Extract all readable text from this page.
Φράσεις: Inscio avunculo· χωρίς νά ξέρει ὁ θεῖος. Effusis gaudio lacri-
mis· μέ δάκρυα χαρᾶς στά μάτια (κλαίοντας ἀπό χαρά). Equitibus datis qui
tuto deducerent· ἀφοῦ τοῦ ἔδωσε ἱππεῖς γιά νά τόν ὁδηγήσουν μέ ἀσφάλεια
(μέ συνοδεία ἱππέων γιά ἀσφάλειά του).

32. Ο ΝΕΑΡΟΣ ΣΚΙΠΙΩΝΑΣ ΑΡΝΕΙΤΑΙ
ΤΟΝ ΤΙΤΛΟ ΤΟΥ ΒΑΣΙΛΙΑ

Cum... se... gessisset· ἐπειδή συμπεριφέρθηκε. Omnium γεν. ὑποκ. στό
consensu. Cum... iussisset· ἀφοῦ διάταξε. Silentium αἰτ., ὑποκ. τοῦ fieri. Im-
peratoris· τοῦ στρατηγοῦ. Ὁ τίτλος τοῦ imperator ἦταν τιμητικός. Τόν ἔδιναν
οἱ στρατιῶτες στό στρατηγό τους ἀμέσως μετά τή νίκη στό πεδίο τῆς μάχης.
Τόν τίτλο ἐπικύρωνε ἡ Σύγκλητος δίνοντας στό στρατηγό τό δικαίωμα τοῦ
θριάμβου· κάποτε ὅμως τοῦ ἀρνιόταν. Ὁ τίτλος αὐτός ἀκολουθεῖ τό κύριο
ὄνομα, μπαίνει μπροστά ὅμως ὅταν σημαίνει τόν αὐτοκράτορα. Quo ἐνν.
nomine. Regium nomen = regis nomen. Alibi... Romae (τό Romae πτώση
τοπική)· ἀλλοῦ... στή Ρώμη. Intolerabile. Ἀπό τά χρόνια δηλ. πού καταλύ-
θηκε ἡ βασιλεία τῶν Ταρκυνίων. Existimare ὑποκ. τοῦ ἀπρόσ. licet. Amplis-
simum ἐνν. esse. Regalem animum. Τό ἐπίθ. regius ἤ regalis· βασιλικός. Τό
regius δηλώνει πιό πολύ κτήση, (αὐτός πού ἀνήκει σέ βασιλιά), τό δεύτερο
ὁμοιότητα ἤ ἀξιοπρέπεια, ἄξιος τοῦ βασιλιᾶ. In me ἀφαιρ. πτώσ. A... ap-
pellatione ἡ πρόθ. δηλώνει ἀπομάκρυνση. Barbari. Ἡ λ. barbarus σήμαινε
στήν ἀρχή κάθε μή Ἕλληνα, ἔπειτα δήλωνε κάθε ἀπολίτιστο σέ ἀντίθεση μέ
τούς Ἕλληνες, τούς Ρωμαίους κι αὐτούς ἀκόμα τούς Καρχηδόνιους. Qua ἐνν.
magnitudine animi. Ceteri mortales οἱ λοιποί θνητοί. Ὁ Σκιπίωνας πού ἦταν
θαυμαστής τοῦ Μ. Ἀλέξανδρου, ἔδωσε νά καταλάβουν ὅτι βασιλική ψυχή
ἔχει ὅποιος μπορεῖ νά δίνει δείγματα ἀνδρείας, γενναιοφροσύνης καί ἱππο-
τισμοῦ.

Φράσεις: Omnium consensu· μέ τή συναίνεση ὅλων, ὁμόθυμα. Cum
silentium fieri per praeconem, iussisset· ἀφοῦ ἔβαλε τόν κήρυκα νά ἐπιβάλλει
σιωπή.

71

○ ○ ○

**TASK DESCRIPTION**
Say how many lines of the material contain the word "ὑποκ", with no other text.

**COMPLETE ANSWER**
3